Exercise directions:
Write each line exactly as it stands, from the line containing "Transcribe the text in this document." through the end of the data.

Saved data entries:
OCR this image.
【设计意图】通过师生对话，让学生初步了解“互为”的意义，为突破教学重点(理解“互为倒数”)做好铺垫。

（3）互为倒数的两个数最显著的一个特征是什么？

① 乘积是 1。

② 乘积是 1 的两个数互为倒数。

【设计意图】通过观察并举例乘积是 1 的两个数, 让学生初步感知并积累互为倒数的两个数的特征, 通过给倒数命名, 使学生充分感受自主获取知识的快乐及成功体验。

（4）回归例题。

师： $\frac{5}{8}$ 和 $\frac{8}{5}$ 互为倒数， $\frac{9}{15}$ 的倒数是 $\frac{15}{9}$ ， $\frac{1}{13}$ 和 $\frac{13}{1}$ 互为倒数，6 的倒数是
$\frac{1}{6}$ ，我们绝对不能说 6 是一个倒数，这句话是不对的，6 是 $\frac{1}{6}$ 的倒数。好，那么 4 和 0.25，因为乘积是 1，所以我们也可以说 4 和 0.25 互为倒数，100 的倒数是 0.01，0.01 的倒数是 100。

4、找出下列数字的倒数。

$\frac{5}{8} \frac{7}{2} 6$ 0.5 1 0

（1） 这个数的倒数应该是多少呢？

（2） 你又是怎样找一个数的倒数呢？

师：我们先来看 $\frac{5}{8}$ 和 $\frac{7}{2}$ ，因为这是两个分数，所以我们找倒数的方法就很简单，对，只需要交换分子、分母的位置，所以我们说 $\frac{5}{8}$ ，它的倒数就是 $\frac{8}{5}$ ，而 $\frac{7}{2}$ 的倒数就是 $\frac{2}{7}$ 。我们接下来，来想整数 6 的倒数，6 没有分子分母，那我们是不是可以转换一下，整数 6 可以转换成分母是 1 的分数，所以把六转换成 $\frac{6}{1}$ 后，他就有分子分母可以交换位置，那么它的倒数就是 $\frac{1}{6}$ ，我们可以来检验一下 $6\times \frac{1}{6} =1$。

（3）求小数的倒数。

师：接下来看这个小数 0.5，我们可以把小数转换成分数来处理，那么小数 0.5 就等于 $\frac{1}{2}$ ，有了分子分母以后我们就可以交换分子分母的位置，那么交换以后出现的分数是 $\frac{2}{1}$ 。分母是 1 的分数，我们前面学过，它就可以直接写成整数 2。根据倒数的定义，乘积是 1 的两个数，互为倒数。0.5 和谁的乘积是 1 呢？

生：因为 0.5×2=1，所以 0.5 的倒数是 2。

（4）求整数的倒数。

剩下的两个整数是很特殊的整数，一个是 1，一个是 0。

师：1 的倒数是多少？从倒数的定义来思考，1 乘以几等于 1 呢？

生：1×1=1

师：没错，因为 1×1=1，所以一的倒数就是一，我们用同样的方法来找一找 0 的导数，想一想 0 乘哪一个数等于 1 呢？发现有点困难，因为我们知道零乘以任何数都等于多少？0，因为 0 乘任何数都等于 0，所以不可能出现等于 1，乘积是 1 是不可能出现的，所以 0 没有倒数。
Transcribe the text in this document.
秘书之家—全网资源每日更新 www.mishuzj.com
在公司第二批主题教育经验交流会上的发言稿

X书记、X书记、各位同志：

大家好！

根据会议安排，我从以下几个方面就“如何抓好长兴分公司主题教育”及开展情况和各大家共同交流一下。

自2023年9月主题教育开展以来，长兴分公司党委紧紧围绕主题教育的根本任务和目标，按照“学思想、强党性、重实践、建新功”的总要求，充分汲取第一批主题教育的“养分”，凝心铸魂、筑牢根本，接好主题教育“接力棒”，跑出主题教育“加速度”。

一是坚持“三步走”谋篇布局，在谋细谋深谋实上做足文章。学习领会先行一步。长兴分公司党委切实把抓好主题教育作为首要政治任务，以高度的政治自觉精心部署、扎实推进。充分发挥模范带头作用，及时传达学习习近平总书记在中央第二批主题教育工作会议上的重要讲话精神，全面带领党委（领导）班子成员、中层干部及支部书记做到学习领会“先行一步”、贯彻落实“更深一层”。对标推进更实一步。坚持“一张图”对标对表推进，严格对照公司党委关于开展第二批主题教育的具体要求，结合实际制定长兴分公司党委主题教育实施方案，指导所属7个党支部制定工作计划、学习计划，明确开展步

Exercise solution:
Transcribe the text in this document.
秘书之家—全网资源每日更新 www.mishuzj.com
在公司第二批主题教育经验交流会上的发言稿

X书记、X书记、各位同志：

大家好！

根据会议安排，我从以下几个方面就“如何抓好长兴分公司主题教育”及开展情况和各大家共同交流一下。

自2023年9月主题教育开展以来，长兴分公司党委紧紧围绕主题教育的根本任务和目标，按照“学思想、强党性、重实践、建新功”的总要求，充分汲取第一批主题教育的“养分”，凝心铸魂、筑牢根本，接好主题教育“接力棒”，跑出主题教育“加速度”。

一是坚持“三步走”谋篇布局，在谋细谋深谋实上做足文章。学习领会先行一步。长兴分公司党委切实把抓好主题教育作为首要政治任务，以高度的政治自觉精心部署、扎实推进。充分发挥模范带头作用，及时传达学习习近平总书记在中央第二批主题教育工作会议上的重要讲话精神，全面带领党委（领导）班子成员、中层干部及支部书记做到学习领会“先行一步”、贯彻落实“更深一层”。对标推进更实一步。坚持“一张图”对标对表推进，严格对照公司党委关于开展第二批主题教育的具体要求，结合实际制定长兴分公司党委主题教育实施方案，指导所属7个党支部制定工作计划、学习计划，明确开展步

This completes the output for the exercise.